§ **Structured figure records**:
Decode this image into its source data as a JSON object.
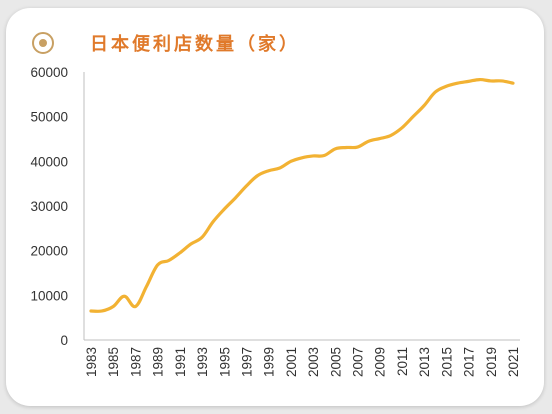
{
  "title": "日本便利店数量（家）",
  "colors": {
    "line": "#f2b233",
    "accent": "#c8a063",
    "title": "#e07a2b",
    "axis": "#bfbfbf"
  },
  "icons": {
    "title_marker": "circle-dot-icon"
  },
  "chart_data": {
    "type": "line",
    "title": "日本便利店数量（家）",
    "xlabel": "",
    "ylabel": "",
    "ylim": [
      0,
      60000
    ],
    "y_ticks": [
      0,
      10000,
      20000,
      30000,
      40000,
      50000,
      60000
    ],
    "x_tick_labels": [
      "1983",
      "1985",
      "1987",
      "1989",
      "1991",
      "1993",
      "1995",
      "1997",
      "1999",
      "2001",
      "2003",
      "2005",
      "2007",
      "2009",
      "2011",
      "2013",
      "2015",
      "2017",
      "2019",
      "2021"
    ],
    "grid": false,
    "legend": "none",
    "x": [
      1983,
      1984,
      1985,
      1986,
      1987,
      1988,
      1989,
      1990,
      1991,
      1992,
      1993,
      1994,
      1995,
      1996,
      1997,
      1998,
      1999,
      2000,
      2001,
      2002,
      2003,
      2004,
      2005,
      2006,
      2007,
      2008,
      2009,
      2010,
      2011,
      2012,
      2013,
      2014,
      2015,
      2016,
      2017,
      2018,
      2019,
      2020,
      2021
    ],
    "series": [
      {
        "values": [
          6500,
          6500,
          7500,
          9800,
          7500,
          12000,
          16800,
          17800,
          19500,
          21500,
          23000,
          26500,
          29300,
          31800,
          34500,
          36800,
          37900,
          38500,
          40000,
          40800,
          41200,
          41300,
          42800,
          43100,
          43200,
          44500,
          45100,
          45800,
          47500,
          50000,
          52500,
          55500,
          56800,
          57500,
          57900,
          58300,
          58000,
          58000,
          57500
        ]
      }
    ]
  }
}
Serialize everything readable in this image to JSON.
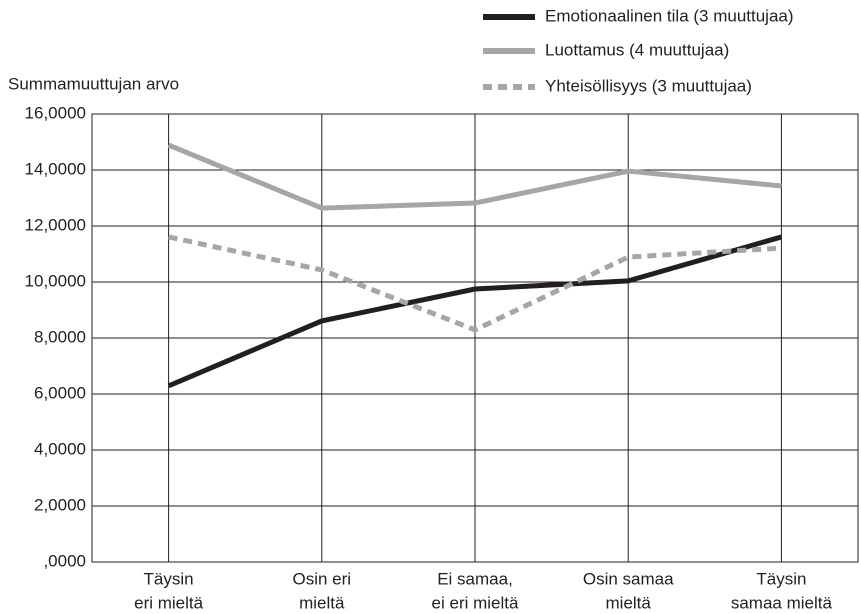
{
  "chart_data": {
    "type": "line",
    "y_axis_label": "Summamuuttujan arvo",
    "categories": [
      [
        "Täysin",
        "eri mieltä"
      ],
      [
        "Osin eri",
        "mieltä"
      ],
      [
        "Ei samaa,",
        "ei eri mieltä"
      ],
      [
        "Osin samaa",
        "mieltä"
      ],
      [
        "Täysin",
        "samaa mieltä"
      ]
    ],
    "series": [
      {
        "name": "Emotionaalinen tila (3 muuttujaa)",
        "color": "#231f20",
        "dashed": false,
        "values": [
          6.29,
          8.61,
          9.75,
          10.04,
          11.61
        ]
      },
      {
        "name": "Luottamus (4 muuttujaa)",
        "color": "#a6a6a6",
        "dashed": false,
        "values": [
          14.89,
          12.64,
          12.82,
          13.96,
          13.43
        ]
      },
      {
        "name": "Yhteisöllisyys (3 muuttujaa)",
        "color": "#a6a6a6",
        "dashed": true,
        "values": [
          11.61,
          10.43,
          8.29,
          10.89,
          11.21
        ]
      }
    ],
    "ylim": [
      0,
      16
    ],
    "yticks": [
      {
        "value": 0,
        "label": ",0000"
      },
      {
        "value": 2,
        "label": "2,0000"
      },
      {
        "value": 4,
        "label": "4,0000"
      },
      {
        "value": 6,
        "label": "6,0000"
      },
      {
        "value": 8,
        "label": "8,0000"
      },
      {
        "value": 10,
        "label": "10,0000"
      },
      {
        "value": 12,
        "label": "12,0000"
      },
      {
        "value": 14,
        "label": "14,0000"
      },
      {
        "value": 16,
        "label": "16,0000"
      }
    ],
    "grid": true,
    "legend": "top-right"
  }
}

§ **Task to complete**: Set the listing down in full and exactly. Pictures within it should not appear in the copy.

§ **Exercise solution**:
Decode this image into its source data as a JSON object.
{
  "title": "日本便利店数量（家）",
  "colors": {
    "line": "#f2b233",
    "accent": "#c8a063",
    "title": "#e07a2b",
    "axis": "#bfbfbf"
  },
  "icons": {
    "title_marker": "circle-dot-icon"
  },
  "chart_data": {
    "type": "line",
    "title": "日本便利店数量（家）",
    "xlabel": "",
    "ylabel": "",
    "ylim": [
      0,
      60000
    ],
    "y_ticks": [
      0,
      10000,
      20000,
      30000,
      40000,
      50000,
      60000
    ],
    "x_tick_labels": [
      "1983",
      "1985",
      "1987",
      "1989",
      "1991",
      "1993",
      "1995",
      "1997",
      "1999",
      "2001",
      "2003",
      "2005",
      "2007",
      "2009",
      "2011",
      "2013",
      "2015",
      "2017",
      "2019",
      "2021"
    ],
    "grid": false,
    "legend": "none",
    "x": [
      1983,
      1984,
      1985,
      1986,
      1987,
      1988,
      1989,
      1990,
      1991,
      1992,
      1993,
      1994,
      1995,
      1996,
      1997,
      1998,
      1999,
      2000,
      2001,
      2002,
      2003,
      2004,
      2005,
      2006,
      2007,
      2008,
      2009,
      2010,
      2011,
      2012,
      2013,
      2014,
      2015,
      2016,
      2017,
      2018,
      2019,
      2020,
      2021
    ],
    "series": [
      {
        "values": [
          6500,
          6500,
          7500,
          9800,
          7500,
          12000,
          16800,
          17800,
          19500,
          21500,
          23000,
          26500,
          29300,
          31800,
          34500,
          36800,
          37900,
          38500,
          40000,
          40800,
          41200,
          41300,
          42800,
          43100,
          43200,
          44500,
          45100,
          45800,
          47500,
          50000,
          52500,
          55500,
          56800,
          57500,
          57900,
          58300,
          58000,
          58000,
          57500
        ]
      }
    ]
  }
}
Serialize everything readable in this image to JSON.
{
  "chart_data": {
    "type": "line",
    "y_axis_label": "Summamuuttujan arvo",
    "categories": [
      [
        "Täysin",
        "eri mieltä"
      ],
      [
        "Osin eri",
        "mieltä"
      ],
      [
        "Ei samaa,",
        "ei eri mieltä"
      ],
      [
        "Osin samaa",
        "mieltä"
      ],
      [
        "Täysin",
        "samaa mieltä"
      ]
    ],
    "series": [
      {
        "name": "Emotionaalinen tila (3 muuttujaa)",
        "color": "#231f20",
        "dashed": false,
        "values": [
          6.29,
          8.61,
          9.75,
          10.04,
          11.61
        ]
      },
      {
        "name": "Luottamus (4 muuttujaa)",
        "color": "#a6a6a6",
        "dashed": false,
        "values": [
          14.89,
          12.64,
          12.82,
          13.96,
          13.43
        ]
      },
      {
        "name": "Yhteisöllisyys (3 muuttujaa)",
        "color": "#a6a6a6",
        "dashed": true,
        "values": [
          11.61,
          10.43,
          8.29,
          10.89,
          11.21
        ]
      }
    ],
    "ylim": [
      0,
      16
    ],
    "yticks": [
      {
        "value": 0,
        "label": ",0000"
      },
      {
        "value": 2,
        "label": "2,0000"
      },
      {
        "value": 4,
        "label": "4,0000"
      },
      {
        "value": 6,
        "label": "6,0000"
      },
      {
        "value": 8,
        "label": "8,0000"
      },
      {
        "value": 10,
        "label": "10,0000"
      },
      {
        "value": 12,
        "label": "12,0000"
      },
      {
        "value": 14,
        "label": "14,0000"
      },
      {
        "value": 16,
        "label": "16,0000"
      }
    ],
    "grid": true,
    "legend": "top-right"
  }
}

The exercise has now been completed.